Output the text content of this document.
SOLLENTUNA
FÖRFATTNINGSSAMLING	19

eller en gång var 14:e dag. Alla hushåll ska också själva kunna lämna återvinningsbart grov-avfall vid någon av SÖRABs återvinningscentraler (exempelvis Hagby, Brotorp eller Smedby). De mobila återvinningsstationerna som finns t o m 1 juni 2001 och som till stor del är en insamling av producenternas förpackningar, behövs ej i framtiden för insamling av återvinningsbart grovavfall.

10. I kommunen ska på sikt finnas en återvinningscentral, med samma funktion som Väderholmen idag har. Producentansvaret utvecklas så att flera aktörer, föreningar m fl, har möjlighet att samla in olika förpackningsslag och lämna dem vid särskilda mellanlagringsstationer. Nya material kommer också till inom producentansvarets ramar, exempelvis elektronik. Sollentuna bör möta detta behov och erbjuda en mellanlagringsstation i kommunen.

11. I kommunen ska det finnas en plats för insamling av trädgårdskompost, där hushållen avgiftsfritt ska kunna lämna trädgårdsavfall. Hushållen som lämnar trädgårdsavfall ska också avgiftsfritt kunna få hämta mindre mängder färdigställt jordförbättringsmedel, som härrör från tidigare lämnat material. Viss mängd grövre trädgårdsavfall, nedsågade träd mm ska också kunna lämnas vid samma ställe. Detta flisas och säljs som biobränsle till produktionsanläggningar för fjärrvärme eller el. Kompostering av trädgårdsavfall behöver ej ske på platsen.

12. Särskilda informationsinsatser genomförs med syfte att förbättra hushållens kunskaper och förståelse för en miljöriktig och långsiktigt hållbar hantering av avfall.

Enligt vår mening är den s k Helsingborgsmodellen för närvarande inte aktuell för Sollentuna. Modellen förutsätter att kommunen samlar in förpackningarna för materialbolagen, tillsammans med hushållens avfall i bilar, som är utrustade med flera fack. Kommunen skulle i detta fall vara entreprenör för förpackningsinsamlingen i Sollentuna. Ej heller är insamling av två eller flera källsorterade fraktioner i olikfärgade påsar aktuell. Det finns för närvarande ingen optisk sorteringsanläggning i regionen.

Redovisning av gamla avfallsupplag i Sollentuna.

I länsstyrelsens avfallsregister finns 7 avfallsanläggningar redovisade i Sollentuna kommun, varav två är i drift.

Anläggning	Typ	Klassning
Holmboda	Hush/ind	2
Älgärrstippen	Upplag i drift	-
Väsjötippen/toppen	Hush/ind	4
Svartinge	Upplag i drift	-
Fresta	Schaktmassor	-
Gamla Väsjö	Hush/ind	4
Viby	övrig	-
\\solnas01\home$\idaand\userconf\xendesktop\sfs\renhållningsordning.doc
══════════════════════════════
■ Your task:
Repeat the listing above word for word, with no line missing.

■ Exercise solution:
Output the text content of this document.
SOLLENTUNA
FÖRFATTNINGSSAMLING	19

eller en gång var 14:e dag. Alla hushåll ska också själva kunna lämna återvinningsbart grov-avfall vid någon av SÖRABs återvinningscentraler (exempelvis Hagby, Brotorp eller Smedby). De mobila återvinningsstationerna som finns t o m 1 juni 2001 och som till stor del är en insamling av producenternas förpackningar, behövs ej i framtiden för insamling av återvinningsbart grovavfall.

10. I kommunen ska på sikt finnas en återvinningscentral, med samma funktion som Väderholmen idag har. Producentansvaret utvecklas så att flera aktörer, föreningar m fl, har möjlighet att samla in olika förpackningsslag och lämna dem vid särskilda mellanlagringsstationer. Nya material kommer också till inom producentansvarets ramar, exempelvis elektronik. Sollentuna bör möta detta behov och erbjuda en mellanlagringsstation i kommunen.

11. I kommunen ska det finnas en plats för insamling av trädgårdskompost, där hushållen avgiftsfritt ska kunna lämna trädgårdsavfall. Hushållen som lämnar trädgårdsavfall ska också avgiftsfritt kunna få hämta mindre mängder färdigställt jordförbättringsmedel, som härrör från tidigare lämnat material. Viss mängd grövre trädgårdsavfall, nedsågade träd mm ska också kunna lämnas vid samma ställe. Detta flisas och säljs som biobränsle till produktionsanläggningar för fjärrvärme eller el. Kompostering av trädgårdsavfall behöver ej ske på platsen.

12. Särskilda informationsinsatser genomförs med syfte att förbättra hushållens kunskaper och förståelse för en miljöriktig och långsiktigt hållbar hantering av avfall.

Enligt vår mening är den s k Helsingborgsmodellen för närvarande inte aktuell för Sollentuna. Modellen förutsätter att kommunen samlar in förpackningarna för materialbolagen, tillsammans med hushållens avfall i bilar, som är utrustade med flera fack. Kommunen skulle i detta fall vara entreprenör för förpackningsinsamlingen i Sollentuna. Ej heller är insamling av två eller flera källsorterade fraktioner i olikfärgade påsar aktuell. Det finns för närvarande ingen optisk sorteringsanläggning i regionen.

Redovisning av gamla avfallsupplag i Sollentuna.

I länsstyrelsens avfallsregister finns 7 avfallsanläggningar redovisade i Sollentuna kommun, varav två är i drift.

Anläggning	Typ	Klassning
Holmboda	Hush/ind	2
Älgärrstippen	Upplag i drift	-
Väsjötippen/toppen	Hush/ind	4
Svartinge	Upplag i drift	-
Fresta	Schaktmassor	-
Gamla Väsjö	Hush/ind	4
Viby	övrig	-
\\solnas01\home$\idaand\userconf\xendesktop\sfs\renhållningsordning.doc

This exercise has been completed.